Data records
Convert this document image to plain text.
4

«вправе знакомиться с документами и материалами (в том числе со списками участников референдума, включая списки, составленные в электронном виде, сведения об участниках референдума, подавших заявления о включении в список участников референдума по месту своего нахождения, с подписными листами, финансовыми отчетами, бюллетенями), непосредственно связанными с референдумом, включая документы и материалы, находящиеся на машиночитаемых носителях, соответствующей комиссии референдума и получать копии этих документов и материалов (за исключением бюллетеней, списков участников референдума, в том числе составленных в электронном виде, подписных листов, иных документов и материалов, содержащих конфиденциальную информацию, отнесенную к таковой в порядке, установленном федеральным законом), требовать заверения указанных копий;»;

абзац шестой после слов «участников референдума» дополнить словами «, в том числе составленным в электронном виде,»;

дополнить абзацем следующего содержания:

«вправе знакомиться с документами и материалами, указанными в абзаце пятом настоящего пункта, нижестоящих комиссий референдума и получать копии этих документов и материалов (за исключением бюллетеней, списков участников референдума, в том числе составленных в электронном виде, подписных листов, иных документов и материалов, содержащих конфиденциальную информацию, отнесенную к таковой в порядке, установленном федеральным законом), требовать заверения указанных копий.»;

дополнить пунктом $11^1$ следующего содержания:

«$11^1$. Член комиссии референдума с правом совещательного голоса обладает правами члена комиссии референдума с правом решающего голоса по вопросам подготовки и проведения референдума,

Exercise prompt
Collect every line from the records above that contains the word "следующего".

Task result
дополнить абзацем следующего содержания:
дополнить пунктом $11^1$ следующего содержания:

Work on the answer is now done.